[Dataset items]
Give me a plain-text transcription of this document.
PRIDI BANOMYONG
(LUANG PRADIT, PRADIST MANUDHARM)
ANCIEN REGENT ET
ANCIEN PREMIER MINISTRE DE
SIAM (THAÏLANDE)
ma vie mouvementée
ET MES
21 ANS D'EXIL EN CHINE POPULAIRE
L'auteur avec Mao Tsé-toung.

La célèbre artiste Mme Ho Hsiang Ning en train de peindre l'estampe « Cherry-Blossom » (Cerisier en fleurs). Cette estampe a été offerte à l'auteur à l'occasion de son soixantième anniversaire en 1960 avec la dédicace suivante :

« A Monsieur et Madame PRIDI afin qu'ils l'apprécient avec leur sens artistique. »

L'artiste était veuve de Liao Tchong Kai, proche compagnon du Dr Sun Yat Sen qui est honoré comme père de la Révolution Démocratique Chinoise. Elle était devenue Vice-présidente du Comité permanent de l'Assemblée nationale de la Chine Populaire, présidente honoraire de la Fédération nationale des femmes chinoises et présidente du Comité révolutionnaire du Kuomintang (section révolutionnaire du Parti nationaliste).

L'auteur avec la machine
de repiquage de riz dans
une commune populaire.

Task instructions: Write out every line of the records exactly.

Right answer:
Give me a plain-text transcription of this document.
PRIDI BANOMYONG
(LUANG PRADIT, PRADIST MANUDHARM)
ANCIEN REGENT ET
ANCIEN PREMIER MINISTRE DE
SIAM (THAÏLANDE)
ma vie mouvementée
ET MES
21 ANS D'EXIL EN CHINE POPULAIRE
L'auteur avec Mao Tsé-toung.

La célèbre artiste Mme Ho Hsiang Ning en train de peindre l'estampe « Cherry-Blossom » (Cerisier en fleurs). Cette estampe a été offerte à l'auteur à l'occasion de son soixantième anniversaire en 1960 avec la dédicace suivante :

« A Monsieur et Madame PRIDI afin qu'ils l'apprécient avec leur sens artistique. »

L'artiste était veuve de Liao Tchong Kai, proche compagnon du Dr Sun Yat Sen qui est honoré comme père de la Révolution Démocratique Chinoise. Elle était devenue Vice-présidente du Comité permanent de l'Assemblée nationale de la Chine Populaire, présidente honoraire de la Fédération nationale des femmes chinoises et présidente du Comité révolutionnaire du Kuomintang (section révolutionnaire du Parti nationaliste).

L'auteur avec la machine
de repiquage de riz dans
une commune populaire.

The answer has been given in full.